[START OF Supplied records]

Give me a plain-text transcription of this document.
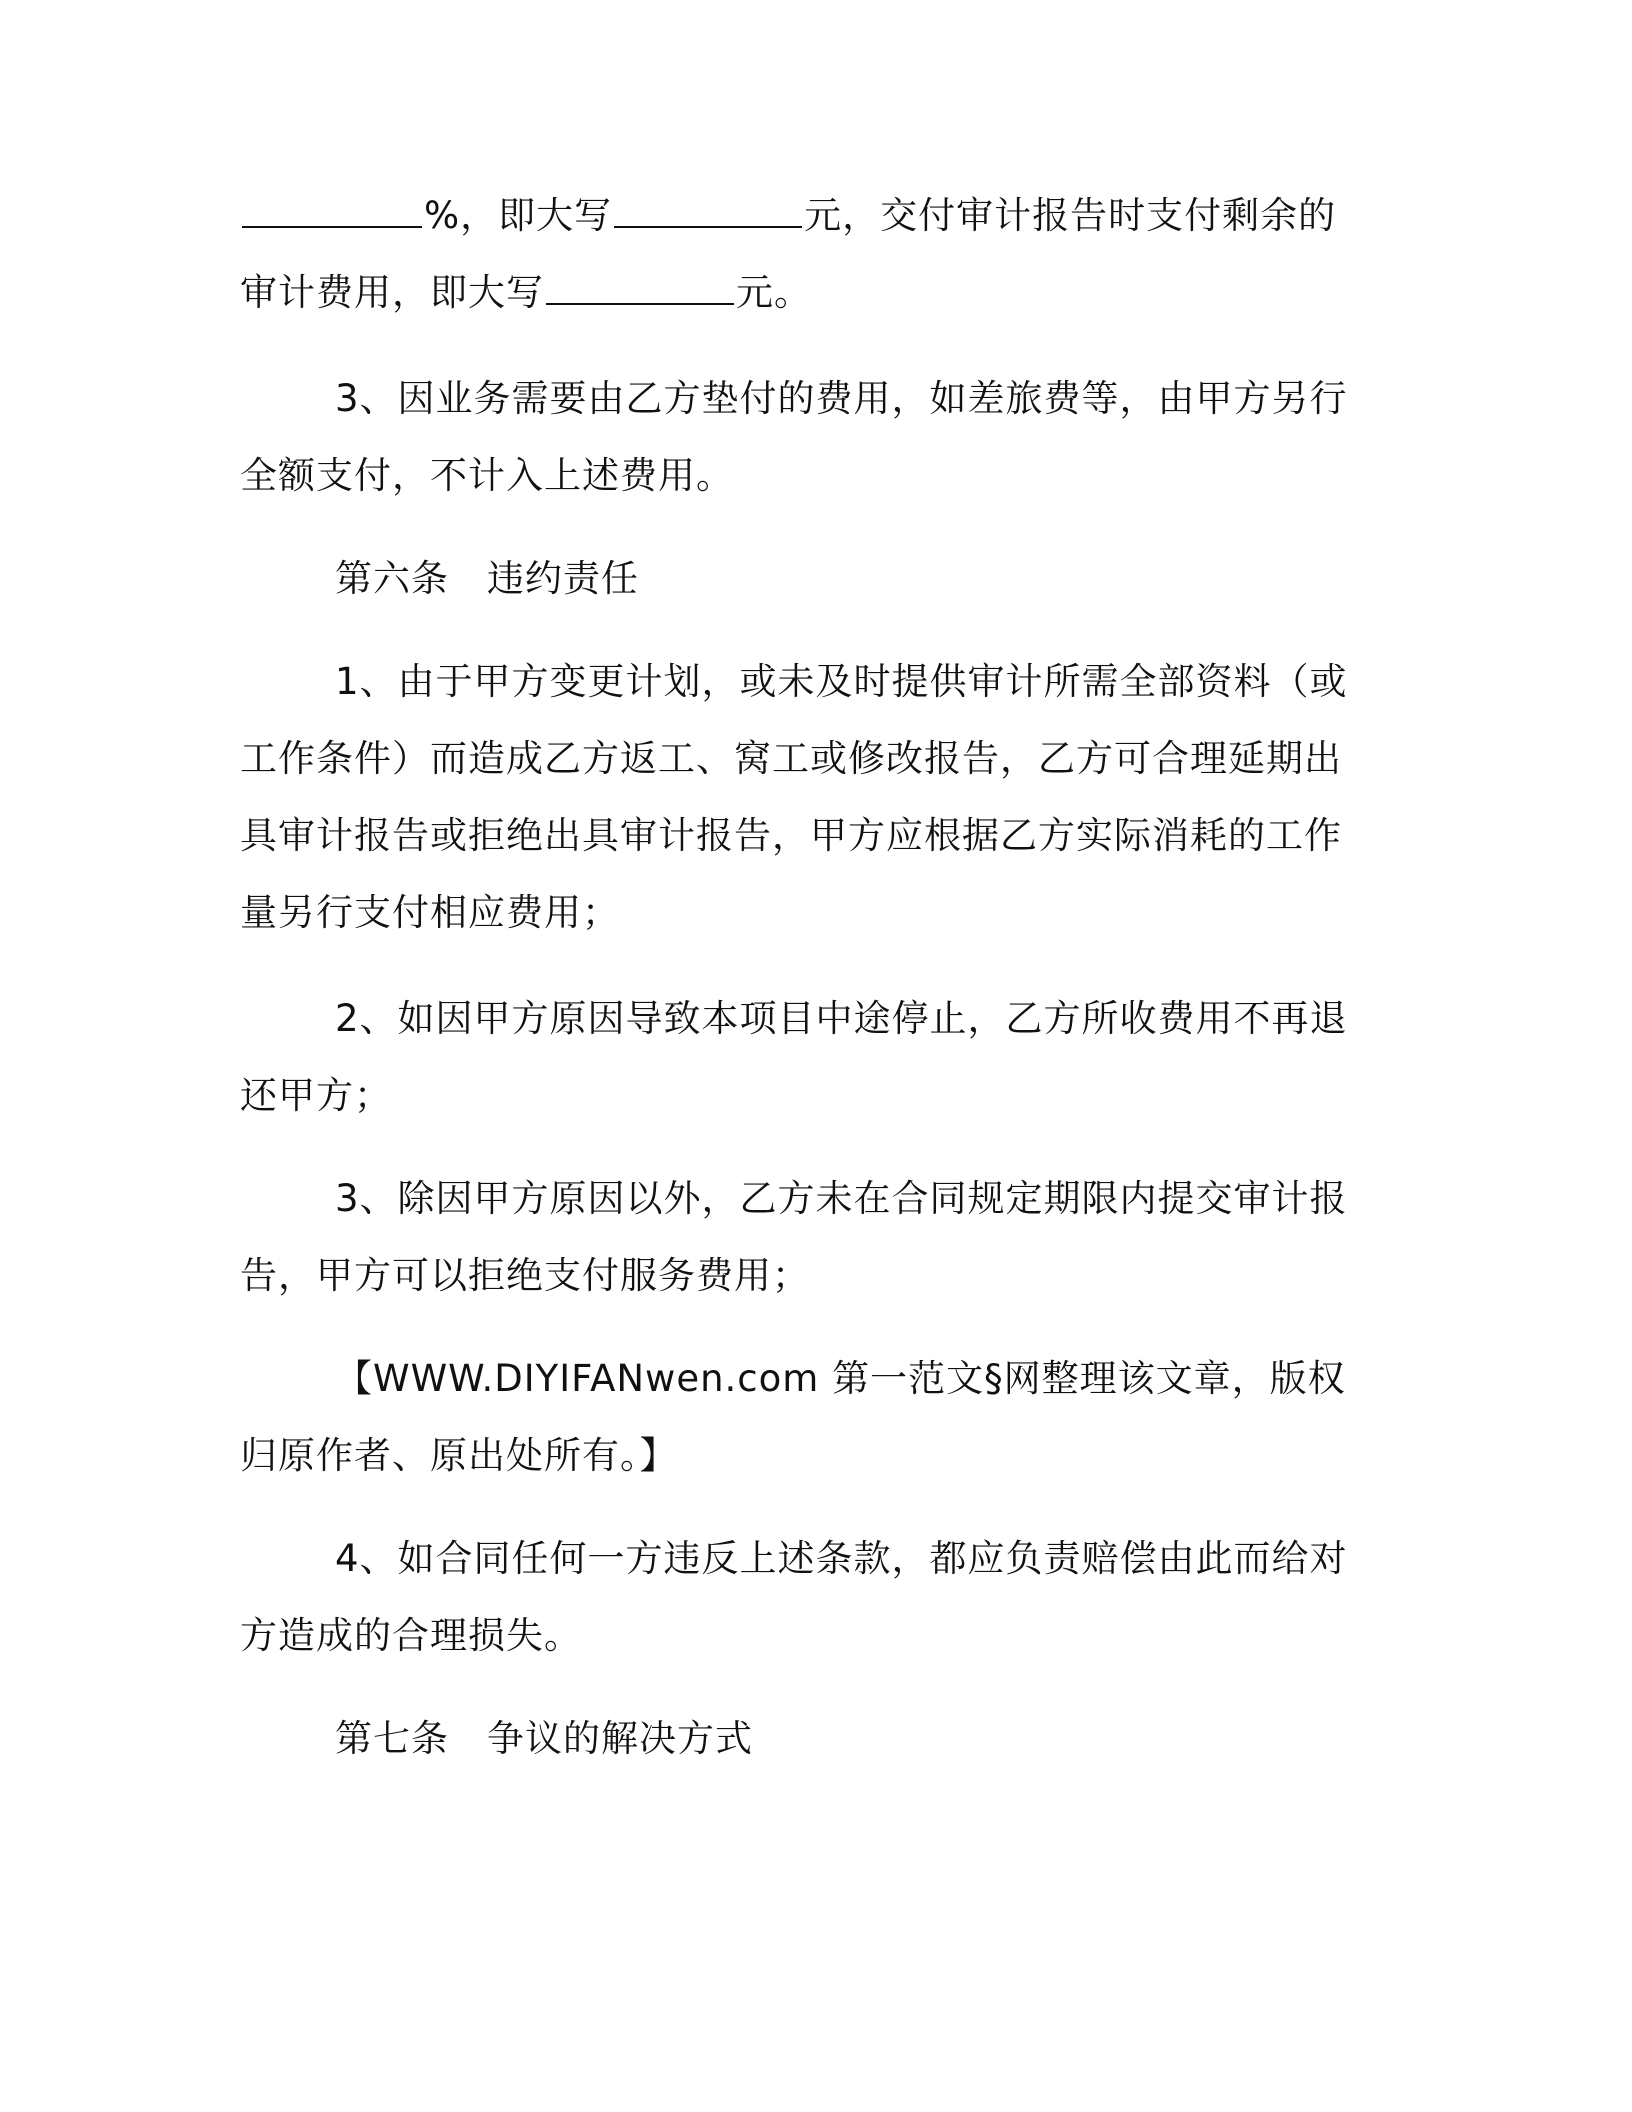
%，即大写	元，交付审计报告时支付剩余的审计费用，即大写	元。

3、因业务需要由乙方垫付的费用，如差旅费等，由甲方另行全额支付，不计入上述费用。

第六条 违约责任

1、由于甲方变更计划，或未及时提供审计所需全部资料（或工作条件）而造成乙方返工、窝工或修改报告，乙方可合理延期出具审计报告或拒绝出具审计报告，甲方应根据乙方实际消耗的工作量另行支付相应费用；

2、如因甲方原因导致本项目中途停止，乙方所收费用不再退还甲方；

3、除因甲方原因以外，乙方未在合同规定期限内提交审计报告，甲方可以拒绝支付服务费用；

【WWW.DIYIFANwen.com 第一范文§网整理该文章，版权归原作者、原出处所有。】

4、如合同任何一方违反上述条款，都应负责赔偿由此而给对方造成的合理损失。

第七条 争议的解决方式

[END OF Supplied records]

[Instructions to follow]:
Write the records out again in full, exactly, and skip every picture.

[Response]:
Give me a plain-text transcription of this document.
%，即大写	元，交付审计报告时支付剩余的审计费用，即大写	元。

3、因业务需要由乙方垫付的费用，如差旅费等，由甲方另行全额支付，不计入上述费用。

第六条 违约责任

1、由于甲方变更计划，或未及时提供审计所需全部资料（或工作条件）而造成乙方返工、窝工或修改报告，乙方可合理延期出具审计报告或拒绝出具审计报告，甲方应根据乙方实际消耗的工作量另行支付相应费用；

2、如因甲方原因导致本项目中途停止，乙方所收费用不再退还甲方；

3、除因甲方原因以外，乙方未在合同规定期限内提交审计报告，甲方可以拒绝支付服务费用；

【WWW.DIYIFANwen.com 第一范文§网整理该文章，版权归原作者、原出处所有。】

4、如合同任何一方违反上述条款，都应负责赔偿由此而给对方造成的合理损失。

第七条 争议的解决方式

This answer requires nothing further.